Do this: Retype the full set of records. Keep every character identical.
>> START Records to use
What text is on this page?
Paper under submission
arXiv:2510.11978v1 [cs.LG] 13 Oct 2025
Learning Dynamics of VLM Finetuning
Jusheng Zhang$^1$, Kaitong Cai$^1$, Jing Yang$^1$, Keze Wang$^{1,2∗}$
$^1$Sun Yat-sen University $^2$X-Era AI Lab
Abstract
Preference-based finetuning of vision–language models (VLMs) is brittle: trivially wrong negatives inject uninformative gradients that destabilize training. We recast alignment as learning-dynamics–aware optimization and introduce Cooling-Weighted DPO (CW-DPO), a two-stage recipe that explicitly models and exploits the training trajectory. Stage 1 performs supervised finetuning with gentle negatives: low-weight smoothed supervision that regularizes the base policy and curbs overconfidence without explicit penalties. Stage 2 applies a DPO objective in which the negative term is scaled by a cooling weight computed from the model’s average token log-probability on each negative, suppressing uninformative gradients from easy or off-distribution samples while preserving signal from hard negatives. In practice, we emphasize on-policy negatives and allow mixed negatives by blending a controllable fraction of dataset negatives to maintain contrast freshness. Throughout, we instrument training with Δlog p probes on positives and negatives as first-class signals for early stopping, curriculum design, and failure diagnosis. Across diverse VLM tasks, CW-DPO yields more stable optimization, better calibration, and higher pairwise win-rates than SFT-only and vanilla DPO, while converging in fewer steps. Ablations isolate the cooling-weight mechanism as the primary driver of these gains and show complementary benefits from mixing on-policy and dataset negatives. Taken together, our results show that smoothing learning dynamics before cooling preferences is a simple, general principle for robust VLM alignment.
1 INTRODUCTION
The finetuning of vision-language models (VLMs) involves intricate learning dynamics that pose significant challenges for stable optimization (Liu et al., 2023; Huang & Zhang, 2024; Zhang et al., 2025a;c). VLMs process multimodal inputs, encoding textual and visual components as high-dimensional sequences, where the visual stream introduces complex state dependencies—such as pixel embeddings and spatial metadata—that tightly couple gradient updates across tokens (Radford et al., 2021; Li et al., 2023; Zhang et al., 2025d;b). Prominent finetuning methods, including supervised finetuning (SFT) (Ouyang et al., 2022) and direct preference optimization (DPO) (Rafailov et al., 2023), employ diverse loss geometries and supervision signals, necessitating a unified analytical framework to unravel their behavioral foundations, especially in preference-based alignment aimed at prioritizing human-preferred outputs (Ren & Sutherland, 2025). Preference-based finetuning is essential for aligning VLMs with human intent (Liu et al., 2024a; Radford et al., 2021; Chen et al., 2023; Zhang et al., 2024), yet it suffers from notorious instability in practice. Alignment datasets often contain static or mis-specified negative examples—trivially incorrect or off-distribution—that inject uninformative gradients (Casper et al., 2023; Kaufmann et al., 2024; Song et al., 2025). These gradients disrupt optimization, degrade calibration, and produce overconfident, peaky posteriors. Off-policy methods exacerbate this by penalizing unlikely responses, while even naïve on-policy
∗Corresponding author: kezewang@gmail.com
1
>> END Records to use
Solution for this exercise:
What text is on this page?
Paper under submission
arXiv:2510.11978v1 [cs.LG] 13 Oct 2025
Learning Dynamics of VLM Finetuning
Jusheng Zhang$^1$, Kaitong Cai$^1$, Jing Yang$^1$, Keze Wang$^{1,2∗}$
$^1$Sun Yat-sen University $^2$X-Era AI Lab
Abstract
Preference-based finetuning of vision–language models (VLMs) is brittle: trivially wrong negatives inject uninformative gradients that destabilize training. We recast alignment as learning-dynamics–aware optimization and introduce Cooling-Weighted DPO (CW-DPO), a two-stage recipe that explicitly models and exploits the training trajectory. Stage 1 performs supervised finetuning with gentle negatives: low-weight smoothed supervision that regularizes the base policy and curbs overconfidence without explicit penalties. Stage 2 applies a DPO objective in which the negative term is scaled by a cooling weight computed from the model’s average token log-probability on each negative, suppressing uninformative gradients from easy or off-distribution samples while preserving signal from hard negatives. In practice, we emphasize on-policy negatives and allow mixed negatives by blending a controllable fraction of dataset negatives to maintain contrast freshness. Throughout, we instrument training with Δlog p probes on positives and negatives as first-class signals for early stopping, curriculum design, and failure diagnosis. Across diverse VLM tasks, CW-DPO yields more stable optimization, better calibration, and higher pairwise win-rates than SFT-only and vanilla DPO, while converging in fewer steps. Ablations isolate the cooling-weight mechanism as the primary driver of these gains and show complementary benefits from mixing on-policy and dataset negatives. Taken together, our results show that smoothing learning dynamics before cooling preferences is a simple, general principle for robust VLM alignment.
1 INTRODUCTION
The finetuning of vision-language models (VLMs) involves intricate learning dynamics that pose significant challenges for stable optimization (Liu et al., 2023; Huang & Zhang, 2024; Zhang et al., 2025a;c). VLMs process multimodal inputs, encoding textual and visual components as high-dimensional sequences, where the visual stream introduces complex state dependencies—such as pixel embeddings and spatial metadata—that tightly couple gradient updates across tokens (Radford et al., 2021; Li et al., 2023; Zhang et al., 2025d;b). Prominent finetuning methods, including supervised finetuning (SFT) (Ouyang et al., 2022) and direct preference optimization (DPO) (Rafailov et al., 2023), employ diverse loss geometries and supervision signals, necessitating a unified analytical framework to unravel their behavioral foundations, especially in preference-based alignment aimed at prioritizing human-preferred outputs (Ren & Sutherland, 2025). Preference-based finetuning is essential for aligning VLMs with human intent (Liu et al., 2024a; Radford et al., 2021; Chen et al., 2023; Zhang et al., 2024), yet it suffers from notorious instability in practice. Alignment datasets often contain static or mis-specified negative examples—trivially incorrect or off-distribution—that inject uninformative gradients (Casper et al., 2023; Kaufmann et al., 2024; Song et al., 2025). These gradients disrupt optimization, degrade calibration, and produce overconfident, peaky posteriors. Off-policy methods exacerbate this by penalizing unlikely responses, while even naïve on-policy
∗Corresponding author: kezewang@gmail.com
1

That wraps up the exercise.